* [Text for analysis]
______

Common Sense Fails: Why Most People Don’t Practice What’s Obvious

 

You will never outperform your ability to communicate. If you’re not consistently practicing, you’re consistently slipping.

If Beyoncé still rehearses and LeBron James still practices, what makes you think you’re the exception?

Top athletes and musicians don’t wait to practice until game day or concert night. They build greatness in the everyday. LeBron doesn’t stroll into a game hoping muscle memory saves him. Beyoncé doesn’t wing her Super Bowl halftime show. Even the best still rehearse daily. They know excellence doesn’t happen by chance. It’s earned through consistent, intentional practice.

Yet in the corporate world, we treat communication, the one skill that determines how others perceive us, as if it doesn’t need the same discipline. We hit a certain title or paycheck and suddenly believe we’ve earned the right to wing it.

Let me ask you this:
If your communication skills determine your credibility, trustworthiness and level of influence … why would you ever stop practicing it?

Here are the most common responses I hear:

Response: “I’ve been doing this a long time.”
Translation: “I’ve stopped seeking feedback and gotten comfortable winging it.”

We wouldn’t accept this mindset from a surgeon, a pilot, or a performer. Yet we tolerate it in ourselves, even though the consequences are just as critical. Miscommunication kills deals, damages trust and derails careers.

Why Practice Gets Left Behind

Somewhere along the way, success became a permission slip to stop growing. Titles replaced training, paychecks replaced feedback, and comfort replaced the desire to improve.

Influence doesn’t care how long you’ve been doing your job. It cares how you show up in every single individual interaction—Monday to Monday®.

______

* [Entries supplied]
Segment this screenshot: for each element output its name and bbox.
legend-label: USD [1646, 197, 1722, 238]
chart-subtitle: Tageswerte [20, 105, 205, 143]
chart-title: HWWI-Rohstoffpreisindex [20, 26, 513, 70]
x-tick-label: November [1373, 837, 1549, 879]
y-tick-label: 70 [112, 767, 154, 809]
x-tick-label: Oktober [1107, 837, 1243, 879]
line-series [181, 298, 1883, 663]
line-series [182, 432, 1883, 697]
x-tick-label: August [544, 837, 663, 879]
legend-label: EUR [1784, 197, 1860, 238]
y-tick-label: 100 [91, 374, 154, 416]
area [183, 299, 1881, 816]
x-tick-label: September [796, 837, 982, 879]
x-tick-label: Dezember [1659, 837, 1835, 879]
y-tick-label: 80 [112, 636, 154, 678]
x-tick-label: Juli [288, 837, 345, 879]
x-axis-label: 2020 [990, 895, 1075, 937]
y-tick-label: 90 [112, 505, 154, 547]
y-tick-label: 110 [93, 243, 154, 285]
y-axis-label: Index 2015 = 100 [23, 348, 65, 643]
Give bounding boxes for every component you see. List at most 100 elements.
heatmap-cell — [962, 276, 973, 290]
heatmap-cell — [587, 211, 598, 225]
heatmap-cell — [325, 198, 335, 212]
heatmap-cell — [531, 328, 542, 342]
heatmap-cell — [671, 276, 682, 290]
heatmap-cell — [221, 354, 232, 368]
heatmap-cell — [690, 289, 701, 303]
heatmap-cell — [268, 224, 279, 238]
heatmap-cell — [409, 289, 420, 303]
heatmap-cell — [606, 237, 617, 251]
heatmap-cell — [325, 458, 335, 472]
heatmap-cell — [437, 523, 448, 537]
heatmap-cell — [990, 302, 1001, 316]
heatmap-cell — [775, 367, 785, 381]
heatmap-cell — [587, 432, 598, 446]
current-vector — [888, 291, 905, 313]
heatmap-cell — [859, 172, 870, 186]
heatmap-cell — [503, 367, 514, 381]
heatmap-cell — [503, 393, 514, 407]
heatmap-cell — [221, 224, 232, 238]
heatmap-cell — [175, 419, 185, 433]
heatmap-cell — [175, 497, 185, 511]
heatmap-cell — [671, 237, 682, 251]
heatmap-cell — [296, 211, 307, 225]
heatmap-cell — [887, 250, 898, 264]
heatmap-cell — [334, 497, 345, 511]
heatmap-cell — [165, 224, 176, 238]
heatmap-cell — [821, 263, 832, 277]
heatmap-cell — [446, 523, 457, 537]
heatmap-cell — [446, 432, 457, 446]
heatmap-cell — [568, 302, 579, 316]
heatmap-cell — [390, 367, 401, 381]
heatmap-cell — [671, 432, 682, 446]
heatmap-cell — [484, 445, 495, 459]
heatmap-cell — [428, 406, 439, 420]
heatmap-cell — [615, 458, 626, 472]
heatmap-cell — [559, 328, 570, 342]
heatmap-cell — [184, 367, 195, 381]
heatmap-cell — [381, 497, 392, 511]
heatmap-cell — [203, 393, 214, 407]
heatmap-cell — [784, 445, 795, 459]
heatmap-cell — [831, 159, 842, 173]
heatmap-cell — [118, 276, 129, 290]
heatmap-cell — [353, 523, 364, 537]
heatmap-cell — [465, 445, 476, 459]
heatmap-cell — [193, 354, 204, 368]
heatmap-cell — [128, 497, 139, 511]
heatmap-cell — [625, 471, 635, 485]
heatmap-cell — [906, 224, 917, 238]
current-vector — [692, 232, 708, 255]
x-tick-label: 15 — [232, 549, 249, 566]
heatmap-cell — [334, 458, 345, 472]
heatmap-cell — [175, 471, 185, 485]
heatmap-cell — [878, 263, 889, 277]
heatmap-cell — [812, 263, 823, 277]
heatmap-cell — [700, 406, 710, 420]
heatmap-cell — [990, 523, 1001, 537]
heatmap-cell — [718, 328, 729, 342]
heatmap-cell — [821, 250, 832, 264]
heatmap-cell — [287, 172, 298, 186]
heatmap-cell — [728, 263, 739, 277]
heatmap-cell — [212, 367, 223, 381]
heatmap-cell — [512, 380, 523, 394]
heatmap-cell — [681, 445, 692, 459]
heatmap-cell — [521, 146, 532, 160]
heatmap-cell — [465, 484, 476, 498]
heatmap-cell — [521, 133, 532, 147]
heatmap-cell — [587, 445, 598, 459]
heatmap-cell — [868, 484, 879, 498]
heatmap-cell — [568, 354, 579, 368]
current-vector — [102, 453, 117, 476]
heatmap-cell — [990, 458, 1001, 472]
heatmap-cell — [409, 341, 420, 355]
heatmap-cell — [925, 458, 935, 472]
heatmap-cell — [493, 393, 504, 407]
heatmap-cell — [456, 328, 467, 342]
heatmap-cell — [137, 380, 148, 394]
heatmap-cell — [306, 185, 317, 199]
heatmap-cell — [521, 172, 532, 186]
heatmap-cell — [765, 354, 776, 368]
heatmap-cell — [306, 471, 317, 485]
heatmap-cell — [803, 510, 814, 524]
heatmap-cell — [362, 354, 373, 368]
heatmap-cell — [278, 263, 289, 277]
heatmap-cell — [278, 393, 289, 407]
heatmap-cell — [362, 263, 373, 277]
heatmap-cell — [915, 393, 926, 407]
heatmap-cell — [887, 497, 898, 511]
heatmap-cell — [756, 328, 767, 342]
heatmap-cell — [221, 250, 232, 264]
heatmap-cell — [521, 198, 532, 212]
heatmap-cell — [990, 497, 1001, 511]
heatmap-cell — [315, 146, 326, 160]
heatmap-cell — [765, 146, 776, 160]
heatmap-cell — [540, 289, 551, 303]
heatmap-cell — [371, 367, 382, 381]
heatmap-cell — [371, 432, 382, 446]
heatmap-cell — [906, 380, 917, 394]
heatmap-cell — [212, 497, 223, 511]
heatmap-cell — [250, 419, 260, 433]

______

* [Tasks for this exercise]
A - Answer these questions from the article on practicing communication skills:
(i) Which performer and which athlete does it name as still rehearsing or practicing?
(ii) In which three professions does it say the mindset of winging it would not be accepted?
(iii) What three consequences of miscommunication does it list?
B - Carry on the article on practicing communication skills from the point where it stops.

* [Answers to the problems]
A -
(i) Beyoncé and LeBron James.
(ii) A surgeon, a pilot, and a performer.
(iii) It kills deals, damages trust, and derails careers.

B -
Most of us are one honest piece of feedback away from becoming significantly more effective, and yet we don’t ask. We won’t record ourselves, and we won’t measure performance.
Instead, we assume: “If no one’s complaining, I must be doing fine.”

“Fine” is not the goal.

Influence doesn’t come from coasting. It comes from the discipline of showing up better tomorrow than you did today.

Practice Doesn’t Mean More Time. It Means More Awareness. You don’t need to block two hours a day to rehearse a speech in front of a mirror. Deliberate practice means raising your awareness in every interaction, from high-stakes presentations to low-stakes coffee chats.

Ask yourself:

Did I maintain eye connection in that meeting?

Am I pausing long enough to let my message land?

Was I clear, or long-winded?

Do I show up on Zoom the same way as in the boardroom?

Every conversation—whether it’s with your team, your client, or your kids—is a chance to practice. To refine. To improve.

It’s not about being perfect. It’s about being intentional.

If You Want to Be Heard, Practice Being Better. Those who truly influence don’t leave it to chance. They work at it.

If the best athletes and performers in the world practice daily, why wouldn't you?